* Begin Dataset extract *

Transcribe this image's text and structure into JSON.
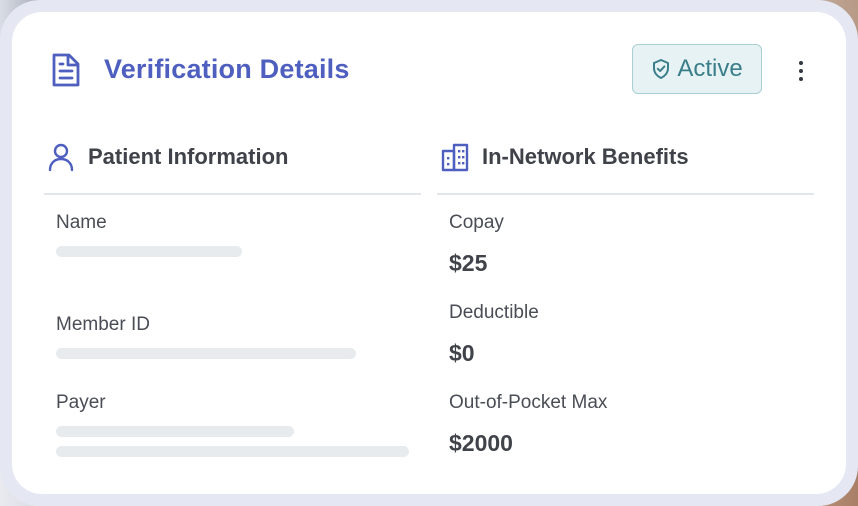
{
  "card": {
    "title": "Verification Details",
    "status": "Active",
    "status_colors": {
      "text": "#3a7e8a",
      "background": "#e6f2f3",
      "border": "#a9cfd3"
    },
    "accent": "#4f5fbf"
  },
  "patient": {
    "heading": "Patient Information",
    "icon": "user-icon",
    "fields": [
      {
        "label": "Name",
        "loading": true
      },
      {
        "label": "Member ID",
        "loading": true
      },
      {
        "label": "Payer",
        "loading": true
      }
    ]
  },
  "benefits": {
    "heading": "In-Network Benefits",
    "icon": "building-icon",
    "fields": [
      {
        "label": "Copay",
        "value": "$25"
      },
      {
        "label": "Deductible",
        "value": "$0"
      },
      {
        "label": "Out-of-Pocket Max",
        "value": "$2000"
      }
    ]
  }
}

* End Dataset extract *

→ **Exercise requirements**:
For this exercise, gather every line of the data that contains the word "text".

→ **Exercise response**:
Transcribe this image's text and structure into JSON.
      "text": "#3a7e8a",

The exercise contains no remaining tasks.